Aim of the task: Copy all lines below containing "변경으로".

— Start —

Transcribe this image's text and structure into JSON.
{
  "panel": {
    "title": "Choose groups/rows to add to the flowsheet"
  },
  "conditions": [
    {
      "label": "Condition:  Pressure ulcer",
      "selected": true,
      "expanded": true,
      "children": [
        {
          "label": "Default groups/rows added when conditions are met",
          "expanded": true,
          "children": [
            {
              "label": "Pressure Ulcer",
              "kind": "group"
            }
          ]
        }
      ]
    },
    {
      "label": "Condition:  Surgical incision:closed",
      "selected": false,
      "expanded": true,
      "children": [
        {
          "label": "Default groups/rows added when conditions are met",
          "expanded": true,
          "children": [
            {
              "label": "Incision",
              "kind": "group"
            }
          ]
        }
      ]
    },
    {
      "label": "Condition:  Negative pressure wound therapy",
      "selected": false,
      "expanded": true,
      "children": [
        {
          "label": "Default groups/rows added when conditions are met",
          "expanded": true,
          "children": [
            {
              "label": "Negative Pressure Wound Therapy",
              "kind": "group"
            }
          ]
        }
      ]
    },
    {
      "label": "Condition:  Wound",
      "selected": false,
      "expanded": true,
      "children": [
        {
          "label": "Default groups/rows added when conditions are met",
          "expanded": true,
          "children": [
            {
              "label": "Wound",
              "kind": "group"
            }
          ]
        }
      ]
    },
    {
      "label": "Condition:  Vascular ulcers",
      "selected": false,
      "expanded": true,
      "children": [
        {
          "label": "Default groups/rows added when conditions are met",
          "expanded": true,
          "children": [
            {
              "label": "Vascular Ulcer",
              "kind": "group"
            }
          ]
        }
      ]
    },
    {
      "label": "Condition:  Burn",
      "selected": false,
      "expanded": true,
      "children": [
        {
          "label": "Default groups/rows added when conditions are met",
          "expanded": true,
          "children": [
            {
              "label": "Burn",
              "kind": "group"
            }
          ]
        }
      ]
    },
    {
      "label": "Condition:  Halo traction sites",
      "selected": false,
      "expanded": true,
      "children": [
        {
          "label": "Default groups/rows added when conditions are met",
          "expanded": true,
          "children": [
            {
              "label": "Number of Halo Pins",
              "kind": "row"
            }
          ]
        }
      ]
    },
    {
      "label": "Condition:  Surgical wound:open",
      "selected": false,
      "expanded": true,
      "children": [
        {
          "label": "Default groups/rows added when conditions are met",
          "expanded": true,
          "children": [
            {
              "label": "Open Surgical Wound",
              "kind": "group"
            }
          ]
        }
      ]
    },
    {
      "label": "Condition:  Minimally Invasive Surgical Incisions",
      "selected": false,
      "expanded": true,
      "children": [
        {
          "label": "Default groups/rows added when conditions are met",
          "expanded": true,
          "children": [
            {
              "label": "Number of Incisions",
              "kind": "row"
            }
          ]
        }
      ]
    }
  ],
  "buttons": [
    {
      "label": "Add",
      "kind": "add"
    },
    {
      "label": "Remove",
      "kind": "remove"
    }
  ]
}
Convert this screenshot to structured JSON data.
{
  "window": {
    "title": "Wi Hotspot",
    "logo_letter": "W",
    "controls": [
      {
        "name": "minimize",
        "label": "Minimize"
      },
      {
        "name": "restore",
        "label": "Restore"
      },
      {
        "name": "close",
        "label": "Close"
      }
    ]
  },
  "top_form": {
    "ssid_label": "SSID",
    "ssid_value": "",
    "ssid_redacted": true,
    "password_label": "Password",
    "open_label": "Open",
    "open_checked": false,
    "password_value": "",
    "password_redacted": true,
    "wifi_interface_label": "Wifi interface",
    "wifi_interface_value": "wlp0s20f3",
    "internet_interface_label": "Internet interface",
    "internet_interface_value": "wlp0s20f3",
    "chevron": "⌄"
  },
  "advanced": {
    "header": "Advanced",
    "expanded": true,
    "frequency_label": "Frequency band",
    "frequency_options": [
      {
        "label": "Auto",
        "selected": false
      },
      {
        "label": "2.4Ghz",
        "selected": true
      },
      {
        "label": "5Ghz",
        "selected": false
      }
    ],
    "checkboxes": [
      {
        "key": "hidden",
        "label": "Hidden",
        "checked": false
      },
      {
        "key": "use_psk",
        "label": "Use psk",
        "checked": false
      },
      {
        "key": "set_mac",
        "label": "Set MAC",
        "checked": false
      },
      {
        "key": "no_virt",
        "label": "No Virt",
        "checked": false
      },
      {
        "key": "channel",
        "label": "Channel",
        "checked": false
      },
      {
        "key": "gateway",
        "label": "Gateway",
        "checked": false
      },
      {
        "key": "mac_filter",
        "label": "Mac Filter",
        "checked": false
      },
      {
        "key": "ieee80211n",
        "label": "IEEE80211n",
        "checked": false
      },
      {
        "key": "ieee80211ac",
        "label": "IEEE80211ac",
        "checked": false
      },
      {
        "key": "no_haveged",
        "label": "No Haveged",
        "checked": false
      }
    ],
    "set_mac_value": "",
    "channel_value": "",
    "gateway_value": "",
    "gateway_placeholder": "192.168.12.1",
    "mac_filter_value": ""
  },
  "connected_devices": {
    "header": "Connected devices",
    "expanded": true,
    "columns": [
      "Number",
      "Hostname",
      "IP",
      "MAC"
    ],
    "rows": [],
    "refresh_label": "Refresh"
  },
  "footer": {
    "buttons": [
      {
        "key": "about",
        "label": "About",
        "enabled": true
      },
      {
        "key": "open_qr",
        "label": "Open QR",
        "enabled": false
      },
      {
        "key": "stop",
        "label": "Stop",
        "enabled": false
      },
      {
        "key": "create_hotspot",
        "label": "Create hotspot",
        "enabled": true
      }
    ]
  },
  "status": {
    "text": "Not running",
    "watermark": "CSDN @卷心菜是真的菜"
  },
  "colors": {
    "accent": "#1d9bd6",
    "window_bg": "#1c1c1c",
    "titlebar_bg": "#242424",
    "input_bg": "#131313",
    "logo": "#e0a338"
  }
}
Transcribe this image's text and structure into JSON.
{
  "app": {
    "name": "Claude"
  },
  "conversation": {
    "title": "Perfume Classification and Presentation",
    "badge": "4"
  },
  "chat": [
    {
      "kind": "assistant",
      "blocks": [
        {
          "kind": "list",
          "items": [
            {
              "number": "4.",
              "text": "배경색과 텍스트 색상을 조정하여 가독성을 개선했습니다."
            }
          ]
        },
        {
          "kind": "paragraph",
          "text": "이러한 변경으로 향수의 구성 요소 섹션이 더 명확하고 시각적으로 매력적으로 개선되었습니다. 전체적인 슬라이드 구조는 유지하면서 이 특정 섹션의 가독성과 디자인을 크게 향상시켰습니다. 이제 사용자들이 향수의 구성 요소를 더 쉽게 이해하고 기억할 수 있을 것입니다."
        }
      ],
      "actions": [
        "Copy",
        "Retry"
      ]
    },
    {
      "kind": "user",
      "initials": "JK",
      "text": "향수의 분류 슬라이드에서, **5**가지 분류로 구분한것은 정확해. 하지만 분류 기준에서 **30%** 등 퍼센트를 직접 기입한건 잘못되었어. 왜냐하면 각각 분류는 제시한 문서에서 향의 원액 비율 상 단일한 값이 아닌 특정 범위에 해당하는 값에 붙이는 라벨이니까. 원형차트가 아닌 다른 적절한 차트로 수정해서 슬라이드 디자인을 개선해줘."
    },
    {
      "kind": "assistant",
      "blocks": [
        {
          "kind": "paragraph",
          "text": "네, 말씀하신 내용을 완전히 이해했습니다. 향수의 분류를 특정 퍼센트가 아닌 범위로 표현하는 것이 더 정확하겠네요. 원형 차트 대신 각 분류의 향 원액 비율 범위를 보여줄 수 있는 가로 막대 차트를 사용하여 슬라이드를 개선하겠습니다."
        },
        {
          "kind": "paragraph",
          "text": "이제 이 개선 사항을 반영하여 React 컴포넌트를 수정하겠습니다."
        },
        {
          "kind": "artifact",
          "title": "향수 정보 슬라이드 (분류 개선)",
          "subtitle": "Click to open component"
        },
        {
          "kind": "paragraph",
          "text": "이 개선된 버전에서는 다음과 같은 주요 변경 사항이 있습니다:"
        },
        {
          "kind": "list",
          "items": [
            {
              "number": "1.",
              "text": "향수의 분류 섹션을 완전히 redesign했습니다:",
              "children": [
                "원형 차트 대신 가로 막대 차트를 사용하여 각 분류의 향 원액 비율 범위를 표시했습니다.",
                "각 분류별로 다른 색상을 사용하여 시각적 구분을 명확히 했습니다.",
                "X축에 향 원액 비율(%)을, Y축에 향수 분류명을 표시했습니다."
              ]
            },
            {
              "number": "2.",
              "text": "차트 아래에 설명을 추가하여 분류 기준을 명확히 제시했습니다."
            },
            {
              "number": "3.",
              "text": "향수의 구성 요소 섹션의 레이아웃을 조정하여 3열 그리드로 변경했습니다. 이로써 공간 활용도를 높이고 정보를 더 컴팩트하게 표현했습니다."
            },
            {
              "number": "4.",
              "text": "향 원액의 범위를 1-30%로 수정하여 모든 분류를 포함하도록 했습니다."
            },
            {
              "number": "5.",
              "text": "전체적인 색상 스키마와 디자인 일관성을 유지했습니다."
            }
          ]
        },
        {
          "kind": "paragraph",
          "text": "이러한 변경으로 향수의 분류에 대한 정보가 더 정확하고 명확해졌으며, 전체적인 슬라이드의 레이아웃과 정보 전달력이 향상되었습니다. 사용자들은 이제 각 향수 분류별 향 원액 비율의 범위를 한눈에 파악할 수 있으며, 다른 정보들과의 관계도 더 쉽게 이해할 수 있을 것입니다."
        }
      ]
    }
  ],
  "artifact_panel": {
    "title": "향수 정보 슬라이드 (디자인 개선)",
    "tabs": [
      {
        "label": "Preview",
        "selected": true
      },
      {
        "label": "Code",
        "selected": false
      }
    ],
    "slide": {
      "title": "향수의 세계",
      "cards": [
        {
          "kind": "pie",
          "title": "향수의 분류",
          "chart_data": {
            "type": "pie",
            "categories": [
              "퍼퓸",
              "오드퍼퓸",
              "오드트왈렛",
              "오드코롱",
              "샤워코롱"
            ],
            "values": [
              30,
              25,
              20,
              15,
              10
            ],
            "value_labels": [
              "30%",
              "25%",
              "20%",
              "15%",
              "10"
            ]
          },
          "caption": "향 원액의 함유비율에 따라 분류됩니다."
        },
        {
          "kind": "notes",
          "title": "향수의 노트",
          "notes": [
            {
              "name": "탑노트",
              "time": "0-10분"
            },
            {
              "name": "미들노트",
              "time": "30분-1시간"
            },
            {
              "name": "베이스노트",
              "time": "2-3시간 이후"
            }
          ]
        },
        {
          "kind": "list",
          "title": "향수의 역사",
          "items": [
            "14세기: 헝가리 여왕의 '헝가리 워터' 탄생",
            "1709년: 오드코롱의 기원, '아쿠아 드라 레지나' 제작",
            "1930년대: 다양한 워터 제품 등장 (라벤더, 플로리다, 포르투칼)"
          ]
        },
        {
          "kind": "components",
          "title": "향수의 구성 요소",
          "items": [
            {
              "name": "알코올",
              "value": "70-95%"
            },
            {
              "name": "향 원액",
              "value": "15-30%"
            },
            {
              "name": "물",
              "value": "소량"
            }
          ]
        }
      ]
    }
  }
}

— End —

Result of this task:
          "text": "이러한 변경으로 향수의 구성 요소 섹션이 더 명확하고 시각적으로 매력적으로 개선되었습니다. 전체적인 슬라이드 구조는 유지하면서 이 특정 섹션의 가독성과 디자인을 크게 향상시켰습니다. 이제 사용자들이 향수의 구성 요소를 더 쉽게 이해하고 기억할 수 있을 것입니다."
          "text": "이러한 변경으로 향수의 분류에 대한 정보가 더 정확하고 명확해졌으며, 전체적인 슬라이드의 레이아웃과 정보 전달력이 향상되었습니다. 사용자들은 이제 각 향수 분류별 향 원액 비율의 범위를 한눈에 파악할 수 있으며, 다른 정보들과의 관계도 더 쉽게 이해할 수 있을 것입니다."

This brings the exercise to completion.